— BEGIN PROVIDED ENTRIES —

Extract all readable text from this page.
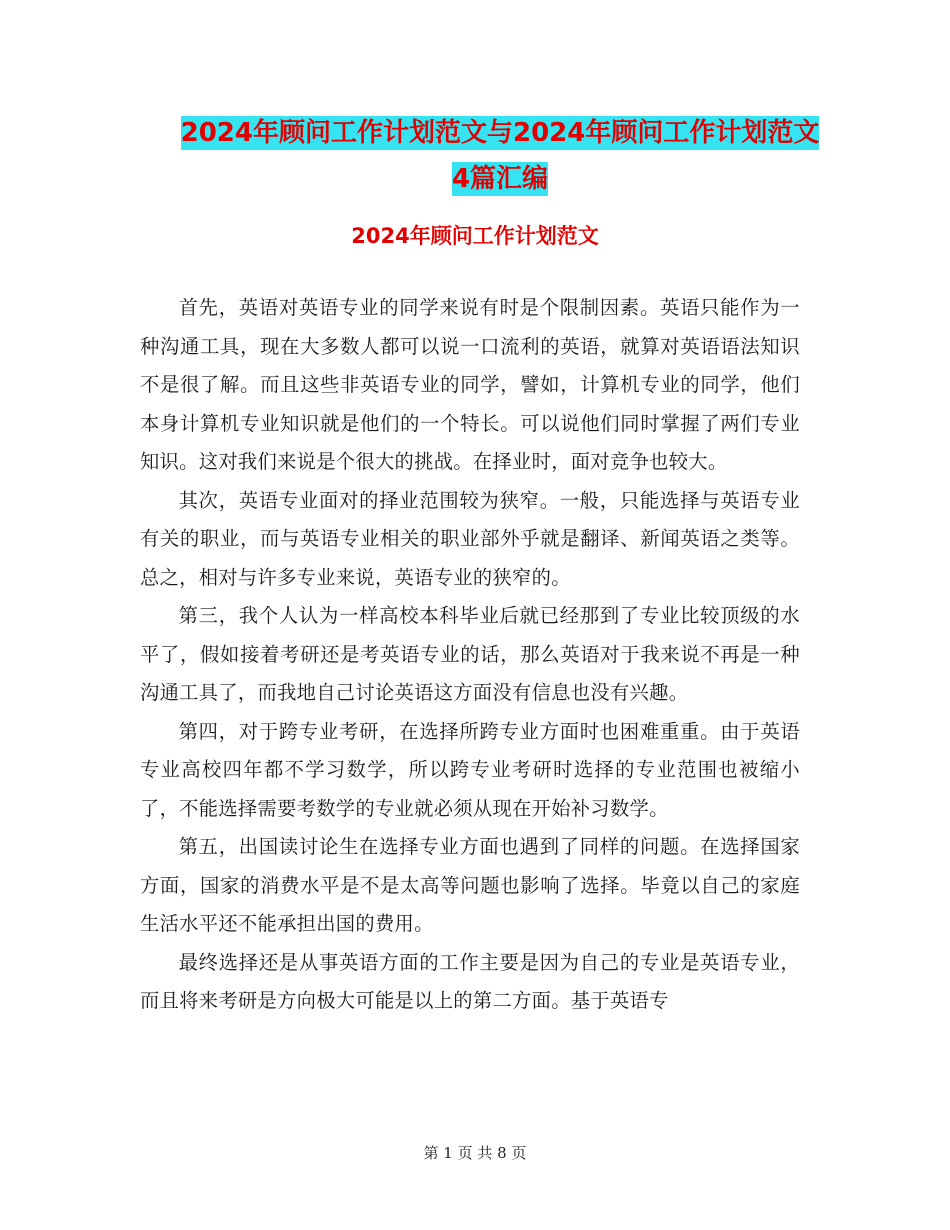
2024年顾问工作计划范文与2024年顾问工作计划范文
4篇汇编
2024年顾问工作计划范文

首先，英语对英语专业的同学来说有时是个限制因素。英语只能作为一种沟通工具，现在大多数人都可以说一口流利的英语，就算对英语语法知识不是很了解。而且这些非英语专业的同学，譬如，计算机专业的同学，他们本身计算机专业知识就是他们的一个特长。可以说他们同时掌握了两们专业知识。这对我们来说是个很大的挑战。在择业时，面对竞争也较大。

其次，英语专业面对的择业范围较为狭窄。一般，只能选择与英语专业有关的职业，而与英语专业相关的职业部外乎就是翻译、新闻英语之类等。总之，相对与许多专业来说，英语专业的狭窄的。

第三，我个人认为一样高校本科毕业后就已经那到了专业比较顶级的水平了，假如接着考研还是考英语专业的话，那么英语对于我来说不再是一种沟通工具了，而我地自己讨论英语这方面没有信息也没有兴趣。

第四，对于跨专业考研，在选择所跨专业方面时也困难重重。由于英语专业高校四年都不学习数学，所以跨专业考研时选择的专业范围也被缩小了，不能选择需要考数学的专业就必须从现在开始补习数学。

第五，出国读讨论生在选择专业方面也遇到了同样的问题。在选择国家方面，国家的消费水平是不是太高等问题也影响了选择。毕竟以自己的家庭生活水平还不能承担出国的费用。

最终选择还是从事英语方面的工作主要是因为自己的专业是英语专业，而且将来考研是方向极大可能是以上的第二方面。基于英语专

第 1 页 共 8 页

— END PROVIDED ENTRIES —
— BEGIN PROVIDED ENTRIES —

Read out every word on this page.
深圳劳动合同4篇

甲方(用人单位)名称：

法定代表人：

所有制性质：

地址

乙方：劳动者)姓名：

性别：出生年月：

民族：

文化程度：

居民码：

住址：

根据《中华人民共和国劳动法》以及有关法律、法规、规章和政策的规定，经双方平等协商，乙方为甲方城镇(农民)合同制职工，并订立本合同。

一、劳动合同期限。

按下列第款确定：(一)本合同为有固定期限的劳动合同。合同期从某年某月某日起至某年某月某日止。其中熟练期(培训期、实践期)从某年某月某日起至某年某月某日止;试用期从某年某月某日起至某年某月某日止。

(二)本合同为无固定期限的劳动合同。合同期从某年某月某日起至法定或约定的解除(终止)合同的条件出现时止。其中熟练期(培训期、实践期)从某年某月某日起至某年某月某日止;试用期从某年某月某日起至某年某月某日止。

— END PROVIDED ENTRIES —

* DIRECTIVE:
Gather up the lines that contain the word "其中熟练期".

* EXERCISE ANSWER:
按下列第款确定：(一)本合同为有固定期限的劳动合同。合同期从某年某月某日起至某年某月某日止。其中熟练期(培训期、实践期)从某年某月某日起至某年某月某日止;试用期从某年某月某日起至某年某月某日止。
(二)本合同为无固定期限的劳动合同。合同期从某年某月某日起至法定或约定的解除(终止)合同的条件出现时止。其中熟练期(培训期、实践期)从某年某月某日起至某年某月某日止;试用期从某年某月某日起至某年某月某日止。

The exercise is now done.